● **PROBLEM DESCRIPTION**
Scan the lines below; pull out those with "Introduction".

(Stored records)

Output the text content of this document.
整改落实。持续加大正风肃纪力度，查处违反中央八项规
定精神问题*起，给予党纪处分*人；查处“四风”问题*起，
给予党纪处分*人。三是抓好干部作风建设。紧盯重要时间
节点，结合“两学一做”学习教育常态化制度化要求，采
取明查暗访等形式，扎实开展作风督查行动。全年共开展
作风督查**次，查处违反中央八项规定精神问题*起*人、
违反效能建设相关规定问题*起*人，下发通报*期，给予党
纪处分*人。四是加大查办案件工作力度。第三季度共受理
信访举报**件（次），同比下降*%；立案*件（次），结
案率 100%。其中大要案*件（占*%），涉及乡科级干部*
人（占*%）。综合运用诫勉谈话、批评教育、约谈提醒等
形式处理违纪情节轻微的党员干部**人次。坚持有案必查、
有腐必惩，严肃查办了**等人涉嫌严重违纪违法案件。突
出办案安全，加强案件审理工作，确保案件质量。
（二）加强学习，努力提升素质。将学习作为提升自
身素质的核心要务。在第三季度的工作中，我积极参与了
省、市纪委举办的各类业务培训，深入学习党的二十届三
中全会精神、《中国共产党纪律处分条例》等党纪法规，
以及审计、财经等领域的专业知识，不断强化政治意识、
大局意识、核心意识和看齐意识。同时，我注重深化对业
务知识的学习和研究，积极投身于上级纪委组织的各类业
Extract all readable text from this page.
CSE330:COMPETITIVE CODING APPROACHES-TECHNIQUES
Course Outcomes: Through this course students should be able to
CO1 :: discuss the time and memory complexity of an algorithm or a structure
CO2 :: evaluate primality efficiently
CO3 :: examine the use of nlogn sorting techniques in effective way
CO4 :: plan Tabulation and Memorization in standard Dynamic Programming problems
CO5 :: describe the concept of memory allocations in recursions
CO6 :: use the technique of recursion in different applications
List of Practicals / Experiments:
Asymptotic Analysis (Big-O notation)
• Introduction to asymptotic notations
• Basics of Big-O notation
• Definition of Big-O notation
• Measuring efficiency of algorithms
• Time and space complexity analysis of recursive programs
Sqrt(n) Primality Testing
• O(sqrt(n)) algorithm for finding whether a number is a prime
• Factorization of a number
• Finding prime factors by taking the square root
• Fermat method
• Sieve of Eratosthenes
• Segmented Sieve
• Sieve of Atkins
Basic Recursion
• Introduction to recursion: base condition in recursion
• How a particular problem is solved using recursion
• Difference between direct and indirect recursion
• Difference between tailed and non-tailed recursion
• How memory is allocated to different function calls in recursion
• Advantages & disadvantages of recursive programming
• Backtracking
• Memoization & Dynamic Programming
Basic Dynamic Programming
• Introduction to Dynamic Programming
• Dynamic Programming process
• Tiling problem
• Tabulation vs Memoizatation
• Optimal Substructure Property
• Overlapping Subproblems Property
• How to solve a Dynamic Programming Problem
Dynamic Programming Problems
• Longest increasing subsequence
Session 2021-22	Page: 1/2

● **ANSWER TO THIS TASK**
• Introduction to asymptotic notations
• Introduction to recursion: base condition in recursion
• Introduction to Dynamic Programming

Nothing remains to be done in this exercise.